● **Goal**
In the copy, include every entry exactly but none of the images.

[Dataset items]
━━━━━━

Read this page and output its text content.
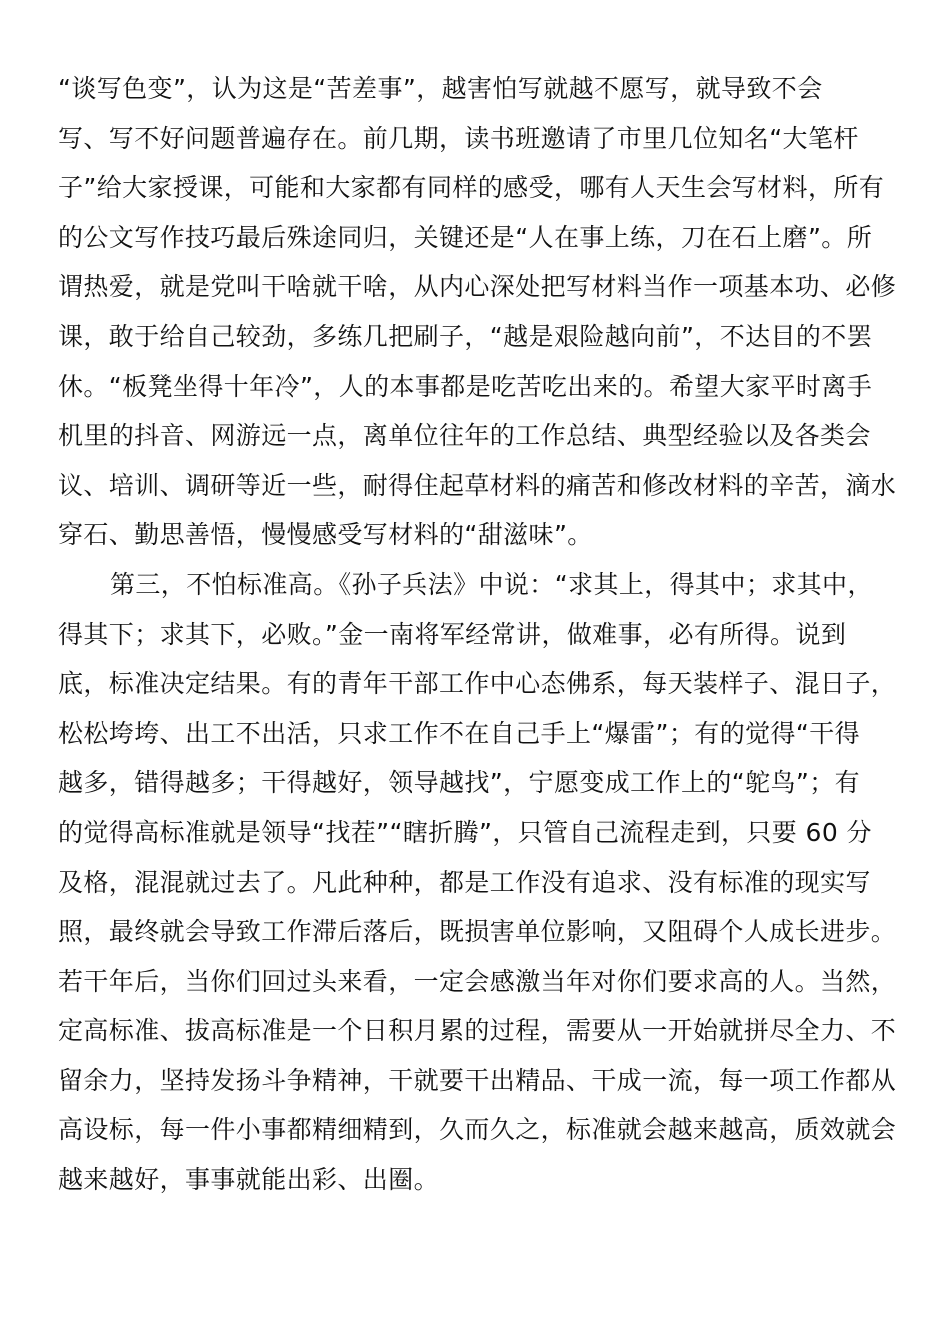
“谈写色变”，认为这是“苦差事”，越害怕写就越不愿写，就导致不会
写、写不好问题普遍存在。前几期，读书班邀请了市里几位知名“大笔杆
子”给大家授课，可能和大家都有同样的感受，哪有人天生会写材料，所有
的公文写作技巧最后殊途同归，关键还是“人在事上练，刀在石上磨”。所
谓热爱，就是党叫干啥就干啥，从内心深处把写材料当作一项基本功、必修
课，敢于给自己较劲，多练几把刷子，“越是艰险越向前”，不达目的不罢
休。“板凳坐得十年冷”，人的本事都是吃苦吃出来的。希望大家平时离手
机里的抖音、网游远一点，离单位往年的工作总结、典型经验以及各类会
议、培训、调研等近一些，耐得住起草材料的痛苦和修改材料的辛苦，滴水
穿石、勤思善悟，慢慢感受写材料的“甜滋味”。
第三，不怕标准高。《孙子兵法》中说：“求其上，得其中；求其中，
得其下；求其下，必败。”金一南将军经常讲，做难事，必有所得。说到
底，标准决定结果。有的青年干部工作中心态佛系，每天装样子、混日子，
松松垮垮、出工不出活，只求工作不在自己手上“爆雷”；有的觉得“干得
越多，错得越多；干得越好，领导越找”，宁愿变成工作上的“鸵鸟”；有
的觉得高标准就是领导“找茬”“瞎折腾”，只管自己流程走到，只要 60 分
及格，混混就过去了。凡此种种，都是工作没有追求、没有标准的现实写
照，最终就会导致工作滞后落后，既损害单位影响，又阻碍个人成长进步。
若干年后，当你们回过头来看，一定会感激当年对你们要求高的人。当然，
定高标准、拔高标准是一个日积月累的过程，需要从一开始就拼尽全力、不
留余力，坚持发扬斗争精神，干就要干出精品、干成一流，每一项工作都从
高设标，每一件小事都精细精到，久而久之，标准就会越来越高，质效就会
越来越好，事事就能出彩、出圈。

━━━━━━

● **Worked solution**
Read this page and output its text content.
“谈写色变”，认为这是“苦差事”，越害怕写就越不愿写，就导致不会
写、写不好问题普遍存在。前几期，读书班邀请了市里几位知名“大笔杆
子”给大家授课，可能和大家都有同样的感受，哪有人天生会写材料，所有
的公文写作技巧最后殊途同归，关键还是“人在事上练，刀在石上磨”。所
谓热爱，就是党叫干啥就干啥，从内心深处把写材料当作一项基本功、必修
课，敢于给自己较劲，多练几把刷子，“越是艰险越向前”，不达目的不罢
休。“板凳坐得十年冷”，人的本事都是吃苦吃出来的。希望大家平时离手
机里的抖音、网游远一点，离单位往年的工作总结、典型经验以及各类会
议、培训、调研等近一些，耐得住起草材料的痛苦和修改材料的辛苦，滴水
穿石、勤思善悟，慢慢感受写材料的“甜滋味”。
第三，不怕标准高。《孙子兵法》中说：“求其上，得其中；求其中，
得其下；求其下，必败。”金一南将军经常讲，做难事，必有所得。说到
底，标准决定结果。有的青年干部工作中心态佛系，每天装样子、混日子，
松松垮垮、出工不出活，只求工作不在自己手上“爆雷”；有的觉得“干得
越多，错得越多；干得越好，领导越找”，宁愿变成工作上的“鸵鸟”；有
的觉得高标准就是领导“找茬”“瞎折腾”，只管自己流程走到，只要 60 分
及格，混混就过去了。凡此种种，都是工作没有追求、没有标准的现实写
照，最终就会导致工作滞后落后，既损害单位影响，又阻碍个人成长进步。
若干年后，当你们回过头来看，一定会感激当年对你们要求高的人。当然，
定高标准、拔高标准是一个日积月累的过程，需要从一开始就拼尽全力、不
留余力，坚持发扬斗争精神，干就要干出精品、干成一流，每一项工作都从
高设标，每一件小事都精细精到，久而久之，标准就会越来越高，质效就会
越来越好，事事就能出彩、出圈。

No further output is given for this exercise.